Direction
Output all the entries word for word. Omit the pictures.

═════ Data records ═════

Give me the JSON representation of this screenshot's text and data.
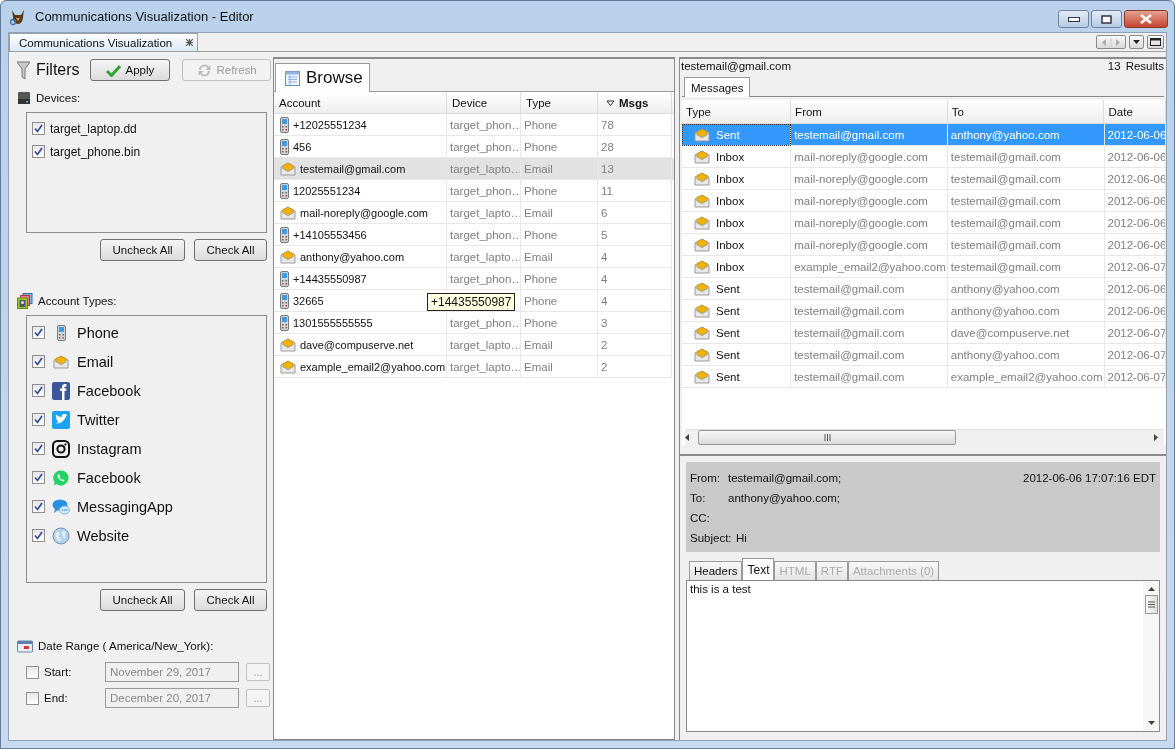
{
  "window": {
    "title": "Communications Visualization - Editor"
  },
  "document_tab": {
    "label": "Communications Visualization",
    "selected": true
  },
  "filters": {
    "title": "Filters",
    "apply_button": "Apply",
    "refresh_button": {
      "label": "Refresh",
      "disabled": true
    },
    "devices": {
      "label": "Devices:",
      "buttons": [
        "Uncheck All",
        "Check All"
      ],
      "items": [
        {
          "label": "target_laptop.dd",
          "checked": true
        },
        {
          "label": "target_phone.bin",
          "checked": true
        }
      ]
    },
    "account_types": {
      "label": "Account Types:",
      "buttons": [
        "Uncheck All",
        "Check All"
      ],
      "items": [
        {
          "label": "Phone",
          "kind": "phone",
          "checked": true
        },
        {
          "label": "Email",
          "kind": "email",
          "checked": true
        },
        {
          "label": "Facebook",
          "kind": "facebook",
          "checked": true
        },
        {
          "label": "Twitter",
          "kind": "twitter",
          "checked": true
        },
        {
          "label": "Instagram",
          "kind": "instagram",
          "checked": true
        },
        {
          "label": "Facebook",
          "kind": "whatsapp",
          "checked": true
        },
        {
          "label": "MessagingApp",
          "kind": "messaging",
          "checked": true
        },
        {
          "label": "Website",
          "kind": "website",
          "checked": true
        }
      ]
    },
    "date_range": {
      "label": "Date Range ( America/New_York):",
      "fields": [
        {
          "label": "Start:",
          "checked": false,
          "value": "November 29, 2017",
          "disabled": true,
          "button": "..."
        },
        {
          "label": "End:",
          "checked": false,
          "value": "December 20, 2017",
          "disabled": true,
          "button": "..."
        }
      ]
    }
  },
  "browse": {
    "tab": {
      "label": "Browse",
      "selected": true
    },
    "columns": [
      {
        "label": "Account",
        "sorted": false
      },
      {
        "label": "Device",
        "sorted": false
      },
      {
        "label": "Type",
        "sorted": false
      },
      {
        "label": "Msgs",
        "sorted": true
      }
    ],
    "rows": [
      {
        "kind": "phone",
        "account": "+12025551234",
        "device": "target_phon…",
        "type": "Phone",
        "msgs": "78",
        "selected": false
      },
      {
        "kind": "phone",
        "account": "456",
        "device": "target_phon…",
        "type": "Phone",
        "msgs": "28",
        "selected": false
      },
      {
        "kind": "email",
        "account": "testemail@gmail.com",
        "device": "target_lapto…",
        "type": "Email",
        "msgs": "13",
        "selected": true
      },
      {
        "kind": "phone",
        "account": "12025551234",
        "device": "target_phon…",
        "type": "Phone",
        "msgs": "11",
        "selected": false
      },
      {
        "kind": "email",
        "account": "mail-noreply@google.com",
        "device": "target_lapto…",
        "type": "Email",
        "msgs": "6",
        "selected": false
      },
      {
        "kind": "phone",
        "account": "+14105553456",
        "device": "target_phon…",
        "type": "Phone",
        "msgs": "5",
        "selected": false
      },
      {
        "kind": "email",
        "account": "anthony@yahoo.com",
        "device": "target_lapto…",
        "type": "Email",
        "msgs": "4",
        "selected": false
      },
      {
        "kind": "phone",
        "account": "+14435550987",
        "device": "target_phon…",
        "type": "Phone",
        "msgs": "4",
        "selected": false
      },
      {
        "kind": "phone",
        "account": "32665",
        "type": "Phone",
        "msgs": "4",
        "selected": false
      },
      {
        "kind": "phone",
        "account": "1301555555555",
        "device": "target_phon…",
        "type": "Phone",
        "msgs": "3",
        "selected": false
      },
      {
        "kind": "email",
        "account": "dave@compuserve.net",
        "device": "target_lapto…",
        "type": "Email",
        "msgs": "2",
        "selected": false
      },
      {
        "kind": "email",
        "account": "example_email2@yahoo.com",
        "device": "target_lapto…",
        "type": "Email",
        "msgs": "2",
        "selected": false
      }
    ],
    "tooltip": "+14435550987"
  },
  "messages": {
    "account": "testemail@gmail.com",
    "count": "13",
    "results_label": "Results",
    "tab": {
      "label": "Messages",
      "selected": true
    },
    "columns": [
      "Type",
      "From",
      "To",
      "Date"
    ],
    "rows": [
      {
        "type": "Sent",
        "from": "testemail@gmail.com",
        "to": "anthony@yahoo.com",
        "date": "2012-06-06",
        "selected": true
      },
      {
        "type": "Inbox",
        "from": "mail-noreply@google.com",
        "to": "testemail@gmail.com",
        "date": "2012-06-06",
        "selected": false
      },
      {
        "type": "Inbox",
        "from": "mail-noreply@google.com",
        "to": "testemail@gmail.com",
        "date": "2012-06-06",
        "selected": false
      },
      {
        "type": "Inbox",
        "from": "mail-noreply@google.com",
        "to": "testemail@gmail.com",
        "date": "2012-06-06",
        "selected": false
      },
      {
        "type": "Inbox",
        "from": "mail-noreply@google.com",
        "to": "testemail@gmail.com",
        "date": "2012-06-06",
        "selected": false
      },
      {
        "type": "Inbox",
        "from": "mail-noreply@google.com",
        "to": "testemail@gmail.com",
        "date": "2012-06-06",
        "selected": false
      },
      {
        "type": "Inbox",
        "from": "example_email2@yahoo.com",
        "to": "testemail@gmail.com",
        "date": "2012-06-07",
        "selected": false
      },
      {
        "type": "Sent",
        "from": "testemail@gmail.com",
        "to": "anthony@yahoo.com",
        "date": "2012-06-06",
        "selected": false
      },
      {
        "type": "Sent",
        "from": "testemail@gmail.com",
        "to": "anthony@yahoo.com",
        "date": "2012-06-06",
        "selected": false
      },
      {
        "type": "Sent",
        "from": "testemail@gmail.com",
        "to": "dave@compuserve.net",
        "date": "2012-06-07",
        "selected": false
      },
      {
        "type": "Sent",
        "from": "testemail@gmail.com",
        "to": "anthony@yahoo.com",
        "date": "2012-06-07",
        "selected": false
      },
      {
        "type": "Sent",
        "from": "testemail@gmail.com",
        "to": "example_email2@yahoo.com",
        "date": "2012-06-07",
        "selected": false
      }
    ]
  },
  "detail": {
    "from_label": "From:",
    "from": "testemail@gmail.com;",
    "date": "2012-06-06 17:07:16 EDT",
    "to_label": "To:",
    "to": "anthony@yahoo.com;",
    "cc_label": "CC:",
    "subject_label": "Subject:",
    "subject": "Hi",
    "tabs": [
      {
        "label": "Headers",
        "selected": false,
        "disabled": false
      },
      {
        "label": "Text",
        "selected": true,
        "disabled": false
      },
      {
        "label": "HTML",
        "selected": false,
        "disabled": true
      },
      {
        "label": "RTF",
        "selected": false,
        "disabled": true
      },
      {
        "label": "Attachments (0)",
        "selected": false,
        "disabled": true
      }
    ],
    "body": "this is a test"
  }
}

═════

Solution for this problem
Give me the JSON representation of this screenshot's text and data.
{
  "window": {
    "title": "Communications Visualization - Editor"
  },
  "document_tab": {
    "label": "Communications Visualization",
    "selected": true
  },
  "filters": {
    "title": "Filters",
    "apply_button": "Apply",
    "refresh_button": {
      "label": "Refresh",
      "disabled": true
    },
    "devices": {
      "label": "Devices:",
      "buttons": [
        "Uncheck All",
        "Check All"
      ],
      "items": [
        {
          "label": "target_laptop.dd",
          "checked": true
        },
        {
          "label": "target_phone.bin",
          "checked": true
        }
      ]
    },
    "account_types": {
      "label": "Account Types:",
      "buttons": [
        "Uncheck All",
        "Check All"
      ],
      "items": [
        {
          "label": "Phone",
          "kind": "phone",
          "checked": true
        },
        {
          "label": "Email",
          "kind": "email",
          "checked": true
        },
        {
          "label": "Facebook",
          "kind": "facebook",
          "checked": true
        },
        {
          "label": "Twitter",
          "kind": "twitter",
          "checked": true
        },
        {
          "label": "Instagram",
          "kind": "instagram",
          "checked": true
        },
        {
          "label": "Facebook",
          "kind": "whatsapp",
          "checked": true
        },
        {
          "label": "MessagingApp",
          "kind": "messaging",
          "checked": true
        },
        {
          "label": "Website",
          "kind": "website",
          "checked": true
        }
      ]
    },
    "date_range": {
      "label": "Date Range ( America/New_York):",
      "fields": [
        {
          "label": "Start:",
          "checked": false,
          "value": "November 29, 2017",
          "disabled": true,
          "button": "..."
        },
        {
          "label": "End:",
          "checked": false,
          "value": "December 20, 2017",
          "disabled": true,
          "button": "..."
        }
      ]
    }
  },
  "browse": {
    "tab": {
      "label": "Browse",
      "selected": true
    },
    "columns": [
      {
        "label": "Account",
        "sorted": false
      },
      {
        "label": "Device",
        "sorted": false
      },
      {
        "label": "Type",
        "sorted": false
      },
      {
        "label": "Msgs",
        "sorted": true
      }
    ],
    "rows": [
      {
        "kind": "phone",
        "account": "+12025551234",
        "device": "target_phon…",
        "type": "Phone",
        "msgs": "78",
        "selected": false
      },
      {
        "kind": "phone",
        "account": "456",
        "device": "target_phon…",
        "type": "Phone",
        "msgs": "28",
        "selected": false
      },
      {
        "kind": "email",
        "account": "testemail@gmail.com",
        "device": "target_lapto…",
        "type": "Email",
        "msgs": "13",
        "selected": true
      },
      {
        "kind": "phone",
        "account": "12025551234",
        "device": "target_phon…",
        "type": "Phone",
        "msgs": "11",
        "selected": false
      },
      {
        "kind": "email",
        "account": "mail-noreply@google.com",
        "device": "target_lapto…",
        "type": "Email",
        "msgs": "6",
        "selected": false
      },
      {
        "kind": "phone",
        "account": "+14105553456",
        "device": "target_phon…",
        "type": "Phone",
        "msgs": "5",
        "selected": false
      },
      {
        "kind": "email",
        "account": "anthony@yahoo.com",
        "device": "target_lapto…",
        "type": "Email",
        "msgs": "4",
        "selected": false
      },
      {
        "kind": "phone",
        "account": "+14435550987",
        "device": "target_phon…",
        "type": "Phone",
        "msgs": "4",
        "selected": false
      },
      {
        "kind": "phone",
        "account": "32665",
        "type": "Phone",
        "msgs": "4",
        "selected": false
      },
      {
        "kind": "phone",
        "account": "1301555555555",
        "device": "target_phon…",
        "type": "Phone",
        "msgs": "3",
        "selected": false
      },
      {
        "kind": "email",
        "account": "dave@compuserve.net",
        "device": "target_lapto…",
        "type": "Email",
        "msgs": "2",
        "selected": false
      },
      {
        "kind": "email",
        "account": "example_email2@yahoo.com",
        "device": "target_lapto…",
        "type": "Email",
        "msgs": "2",
        "selected": false
      }
    ],
    "tooltip": "+14435550987"
  },
  "messages": {
    "account": "testemail@gmail.com",
    "count": "13",
    "results_label": "Results",
    "tab": {
      "label": "Messages",
      "selected": true
    },
    "columns": [
      "Type",
      "From",
      "To",
      "Date"
    ],
    "rows": [
      {
        "type": "Sent",
        "from": "testemail@gmail.com",
        "to": "anthony@yahoo.com",
        "date": "2012-06-06",
        "selected": true
      },
      {
        "type": "Inbox",
        "from": "mail-noreply@google.com",
        "to": "testemail@gmail.com",
        "date": "2012-06-06",
        "selected": false
      },
      {
        "type": "Inbox",
        "from": "mail-noreply@google.com",
        "to": "testemail@gmail.com",
        "date": "2012-06-06",
        "selected": false
      },
      {
        "type": "Inbox",
        "from": "mail-noreply@google.com",
        "to": "testemail@gmail.com",
        "date": "2012-06-06",
        "selected": false
      },
      {
        "type": "Inbox",
        "from": "mail-noreply@google.com",
        "to": "testemail@gmail.com",
        "date": "2012-06-06",
        "selected": false
      },
      {
        "type": "Inbox",
        "from": "mail-noreply@google.com",
        "to": "testemail@gmail.com",
        "date": "2012-06-06",
        "selected": false
      },
      {
        "type": "Inbox",
        "from": "example_email2@yahoo.com",
        "to": "testemail@gmail.com",
        "date": "2012-06-07",
        "selected": false
      },
      {
        "type": "Sent",
        "from": "testemail@gmail.com",
        "to": "anthony@yahoo.com",
        "date": "2012-06-06",
        "selected": false
      },
      {
        "type": "Sent",
        "from": "testemail@gmail.com",
        "to": "anthony@yahoo.com",
        "date": "2012-06-06",
        "selected": false
      },
      {
        "type": "Sent",
        "from": "testemail@gmail.com",
        "to": "dave@compuserve.net",
        "date": "2012-06-07",
        "selected": false
      },
      {
        "type": "Sent",
        "from": "testemail@gmail.com",
        "to": "anthony@yahoo.com",
        "date": "2012-06-07",
        "selected": false
      },
      {
        "type": "Sent",
        "from": "testemail@gmail.com",
        "to": "example_email2@yahoo.com",
        "date": "2012-06-07",
        "selected": false
      }
    ]
  },
  "detail": {
    "from_label": "From:",
    "from": "testemail@gmail.com;",
    "date": "2012-06-06 17:07:16 EDT",
    "to_label": "To:",
    "to": "anthony@yahoo.com;",
    "cc_label": "CC:",
    "subject_label": "Subject:",
    "subject": "Hi",
    "tabs": [
      {
        "label": "Headers",
        "selected": false,
        "disabled": false
      },
      {
        "label": "Text",
        "selected": true,
        "disabled": false
      },
      {
        "label": "HTML",
        "selected": false,
        "disabled": true
      },
      {
        "label": "RTF",
        "selected": false,
        "disabled": true
      },
      {
        "label": "Attachments (0)",
        "selected": false,
        "disabled": true
      }
    ],
    "body": "this is a test"
  }
}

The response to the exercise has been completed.